* _AIM_
Present the following data again exactly as it is shown.

* _Collected data_
|---|

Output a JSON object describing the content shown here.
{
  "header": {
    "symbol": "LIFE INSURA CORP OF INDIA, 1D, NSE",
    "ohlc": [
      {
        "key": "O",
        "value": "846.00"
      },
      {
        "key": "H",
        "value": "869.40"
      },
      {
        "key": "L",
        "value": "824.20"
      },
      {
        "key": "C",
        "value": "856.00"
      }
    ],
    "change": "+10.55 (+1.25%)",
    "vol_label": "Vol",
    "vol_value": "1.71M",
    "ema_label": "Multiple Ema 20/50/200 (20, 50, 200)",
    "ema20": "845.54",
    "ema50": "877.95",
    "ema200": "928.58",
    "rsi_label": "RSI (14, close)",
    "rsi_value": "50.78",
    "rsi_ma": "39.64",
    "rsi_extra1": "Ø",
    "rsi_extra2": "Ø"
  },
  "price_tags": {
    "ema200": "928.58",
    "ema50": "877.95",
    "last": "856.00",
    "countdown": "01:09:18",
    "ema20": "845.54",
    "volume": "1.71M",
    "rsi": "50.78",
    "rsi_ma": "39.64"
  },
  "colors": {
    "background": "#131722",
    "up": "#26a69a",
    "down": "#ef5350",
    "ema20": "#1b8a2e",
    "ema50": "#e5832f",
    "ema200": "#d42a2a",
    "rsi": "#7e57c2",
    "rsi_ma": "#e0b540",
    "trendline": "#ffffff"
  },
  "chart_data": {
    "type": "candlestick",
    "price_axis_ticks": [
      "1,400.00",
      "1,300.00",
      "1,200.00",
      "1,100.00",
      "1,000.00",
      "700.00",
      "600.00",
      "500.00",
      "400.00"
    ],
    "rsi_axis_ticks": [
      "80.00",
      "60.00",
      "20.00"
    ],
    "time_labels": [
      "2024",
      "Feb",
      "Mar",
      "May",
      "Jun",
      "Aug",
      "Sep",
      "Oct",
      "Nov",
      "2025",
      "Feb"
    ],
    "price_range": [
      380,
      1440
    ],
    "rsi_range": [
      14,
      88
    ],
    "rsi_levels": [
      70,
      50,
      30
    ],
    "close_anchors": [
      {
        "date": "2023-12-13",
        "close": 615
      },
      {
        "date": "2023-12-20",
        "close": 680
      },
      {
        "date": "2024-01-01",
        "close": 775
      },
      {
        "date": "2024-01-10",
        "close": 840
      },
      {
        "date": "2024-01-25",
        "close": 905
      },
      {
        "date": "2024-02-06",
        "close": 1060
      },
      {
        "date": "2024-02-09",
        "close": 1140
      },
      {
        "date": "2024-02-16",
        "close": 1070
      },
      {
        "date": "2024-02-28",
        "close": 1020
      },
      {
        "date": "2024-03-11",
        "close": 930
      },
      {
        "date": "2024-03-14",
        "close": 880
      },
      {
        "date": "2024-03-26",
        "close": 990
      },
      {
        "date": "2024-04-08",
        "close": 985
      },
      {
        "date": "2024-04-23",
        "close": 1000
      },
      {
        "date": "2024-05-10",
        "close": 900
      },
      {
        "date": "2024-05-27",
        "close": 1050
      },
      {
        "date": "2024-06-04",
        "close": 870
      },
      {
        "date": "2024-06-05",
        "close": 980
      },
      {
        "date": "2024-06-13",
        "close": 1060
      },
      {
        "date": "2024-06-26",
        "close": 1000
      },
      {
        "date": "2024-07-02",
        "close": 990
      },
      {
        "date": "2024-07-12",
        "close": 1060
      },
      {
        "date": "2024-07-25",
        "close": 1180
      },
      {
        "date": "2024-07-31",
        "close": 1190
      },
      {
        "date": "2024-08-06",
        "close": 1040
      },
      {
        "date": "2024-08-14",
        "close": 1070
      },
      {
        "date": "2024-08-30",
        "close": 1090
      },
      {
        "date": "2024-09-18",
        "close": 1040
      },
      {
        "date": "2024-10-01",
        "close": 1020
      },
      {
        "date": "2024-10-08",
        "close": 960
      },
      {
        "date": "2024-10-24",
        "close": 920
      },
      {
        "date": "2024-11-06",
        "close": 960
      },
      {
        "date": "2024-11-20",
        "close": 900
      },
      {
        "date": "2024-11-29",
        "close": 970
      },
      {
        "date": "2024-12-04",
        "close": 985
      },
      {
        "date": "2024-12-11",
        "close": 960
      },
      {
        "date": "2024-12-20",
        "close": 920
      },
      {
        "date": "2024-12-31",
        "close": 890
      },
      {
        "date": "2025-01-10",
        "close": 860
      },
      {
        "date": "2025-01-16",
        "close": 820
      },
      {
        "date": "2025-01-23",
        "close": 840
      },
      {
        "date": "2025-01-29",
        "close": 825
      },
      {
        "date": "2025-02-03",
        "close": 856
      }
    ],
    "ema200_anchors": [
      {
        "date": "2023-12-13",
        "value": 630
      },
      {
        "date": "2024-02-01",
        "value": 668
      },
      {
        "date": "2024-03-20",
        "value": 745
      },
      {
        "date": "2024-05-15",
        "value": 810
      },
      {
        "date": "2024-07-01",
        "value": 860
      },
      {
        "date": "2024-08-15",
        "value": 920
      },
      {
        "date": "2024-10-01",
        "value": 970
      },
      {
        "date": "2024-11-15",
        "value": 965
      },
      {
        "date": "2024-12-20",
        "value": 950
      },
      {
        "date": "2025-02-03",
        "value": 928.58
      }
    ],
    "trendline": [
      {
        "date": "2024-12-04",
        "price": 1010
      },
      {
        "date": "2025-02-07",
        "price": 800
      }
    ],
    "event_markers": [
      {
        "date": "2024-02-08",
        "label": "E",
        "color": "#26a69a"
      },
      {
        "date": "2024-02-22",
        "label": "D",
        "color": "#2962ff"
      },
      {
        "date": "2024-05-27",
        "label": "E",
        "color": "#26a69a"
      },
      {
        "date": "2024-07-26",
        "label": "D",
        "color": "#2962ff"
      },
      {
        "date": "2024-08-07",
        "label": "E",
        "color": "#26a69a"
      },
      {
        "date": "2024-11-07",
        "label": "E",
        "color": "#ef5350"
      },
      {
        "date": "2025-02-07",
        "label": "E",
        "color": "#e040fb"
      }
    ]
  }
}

|---|

* _FULL OUTPUT_
Output a JSON object describing the content shown here.
{
  "header": {
    "symbol": "LIFE INSURA CORP OF INDIA, 1D, NSE",
    "ohlc": [
      {
        "key": "O",
        "value": "846.00"
      },
      {
        "key": "H",
        "value": "869.40"
      },
      {
        "key": "L",
        "value": "824.20"
      },
      {
        "key": "C",
        "value": "856.00"
      }
    ],
    "change": "+10.55 (+1.25%)",
    "vol_label": "Vol",
    "vol_value": "1.71M",
    "ema_label": "Multiple Ema 20/50/200 (20, 50, 200)",
    "ema20": "845.54",
    "ema50": "877.95",
    "ema200": "928.58",
    "rsi_label": "RSI (14, close)",
    "rsi_value": "50.78",
    "rsi_ma": "39.64",
    "rsi_extra1": "Ø",
    "rsi_extra2": "Ø"
  },
  "price_tags": {
    "ema200": "928.58",
    "ema50": "877.95",
    "last": "856.00",
    "countdown": "01:09:18",
    "ema20": "845.54",
    "volume": "1.71M",
    "rsi": "50.78",
    "rsi_ma": "39.64"
  },
  "colors": {
    "background": "#131722",
    "up": "#26a69a",
    "down": "#ef5350",
    "ema20": "#1b8a2e",
    "ema50": "#e5832f",
    "ema200": "#d42a2a",
    "rsi": "#7e57c2",
    "rsi_ma": "#e0b540",
    "trendline": "#ffffff"
  },
  "chart_data": {
    "type": "candlestick",
    "price_axis_ticks": [
      "1,400.00",
      "1,300.00",
      "1,200.00",
      "1,100.00",
      "1,000.00",
      "700.00",
      "600.00",
      "500.00",
      "400.00"
    ],
    "rsi_axis_ticks": [
      "80.00",
      "60.00",
      "20.00"
    ],
    "time_labels": [
      "2024",
      "Feb",
      "Mar",
      "May",
      "Jun",
      "Aug",
      "Sep",
      "Oct",
      "Nov",
      "2025",
      "Feb"
    ],
    "price_range": [
      380,
      1440
    ],
    "rsi_range": [
      14,
      88
    ],
    "rsi_levels": [
      70,
      50,
      30
    ],
    "close_anchors": [
      {
        "date": "2023-12-13",
        "close": 615
      },
      {
        "date": "2023-12-20",
        "close": 680
      },
      {
        "date": "2024-01-01",
        "close": 775
      },
      {
        "date": "2024-01-10",
        "close": 840
      },
      {
        "date": "2024-01-25",
        "close": 905
      },
      {
        "date": "2024-02-06",
        "close": 1060
      },
      {
        "date": "2024-02-09",
        "close": 1140
      },
      {
        "date": "2024-02-16",
        "close": 1070
      },
      {
        "date": "2024-02-28",
        "close": 1020
      },
      {
        "date": "2024-03-11",
        "close": 930
      },
      {
        "date": "2024-03-14",
        "close": 880
      },
      {
        "date": "2024-03-26",
        "close": 990
      },
      {
        "date": "2024-04-08",
        "close": 985
      },
      {
        "date": "2024-04-23",
        "close": 1000
      },
      {
        "date": "2024-05-10",
        "close": 900
      },
      {
        "date": "2024-05-27",
        "close": 1050
      },
      {
        "date": "2024-06-04",
        "close": 870
      },
      {
        "date": "2024-06-05",
        "close": 980
      },
      {
        "date": "2024-06-13",
        "close": 1060
      },
      {
        "date": "2024-06-26",
        "close": 1000
      },
      {
        "date": "2024-07-02",
        "close": 990
      },
      {
        "date": "2024-07-12",
        "close": 1060
      },
      {
        "date": "2024-07-25",
        "close": 1180
      },
      {
        "date": "2024-07-31",
        "close": 1190
      },
      {
        "date": "2024-08-06",
        "close": 1040
      },
      {
        "date": "2024-08-14",
        "close": 1070
      },
      {
        "date": "2024-08-30",
        "close": 1090
      },
      {
        "date": "2024-09-18",
        "close": 1040
      },
      {
        "date": "2024-10-01",
        "close": 1020
      },
      {
        "date": "2024-10-08",
        "close": 960
      },
      {
        "date": "2024-10-24",
        "close": 920
      },
      {
        "date": "2024-11-06",
        "close": 960
      },
      {
        "date": "2024-11-20",
        "close": 900
      },
      {
        "date": "2024-11-29",
        "close": 970
      },
      {
        "date": "2024-12-04",
        "close": 985
      },
      {
        "date": "2024-12-11",
        "close": 960
      },
      {
        "date": "2024-12-20",
        "close": 920
      },
      {
        "date": "2024-12-31",
        "close": 890
      },
      {
        "date": "2025-01-10",
        "close": 860
      },
      {
        "date": "2025-01-16",
        "close": 820
      },
      {
        "date": "2025-01-23",
        "close": 840
      },
      {
        "date": "2025-01-29",
        "close": 825
      },
      {
        "date": "2025-02-03",
        "close": 856
      }
    ],
    "ema200_anchors": [
      {
        "date": "2023-12-13",
        "value": 630
      },
      {
        "date": "2024-02-01",
        "value": 668
      },
      {
        "date": "2024-03-20",
        "value": 745
      },
      {
        "date": "2024-05-15",
        "value": 810
      },
      {
        "date": "2024-07-01",
        "value": 860
      },
      {
        "date": "2024-08-15",
        "value": 920
      },
      {
        "date": "2024-10-01",
        "value": 970
      },
      {
        "date": "2024-11-15",
        "value": 965
      },
      {
        "date": "2024-12-20",
        "value": 950
      },
      {
        "date": "2025-02-03",
        "value": 928.58
      }
    ],
    "trendline": [
      {
        "date": "2024-12-04",
        "price": 1010
      },
      {
        "date": "2025-02-07",
        "price": 800
      }
    ],
    "event_markers": [
      {
        "date": "2024-02-08",
        "label": "E",
        "color": "#26a69a"
      },
      {
        "date": "2024-02-22",
        "label": "D",
        "color": "#2962ff"
      },
      {
        "date": "2024-05-27",
        "label": "E",
        "color": "#26a69a"
      },
      {
        "date": "2024-07-26",
        "label": "D",
        "color": "#2962ff"
      },
      {
        "date": "2024-08-07",
        "label": "E",
        "color": "#26a69a"
      },
      {
        "date": "2024-11-07",
        "label": "E",
        "color": "#ef5350"
      },
      {
        "date": "2025-02-07",
        "label": "E",
        "color": "#e040fb"
      }
    ]
  }
}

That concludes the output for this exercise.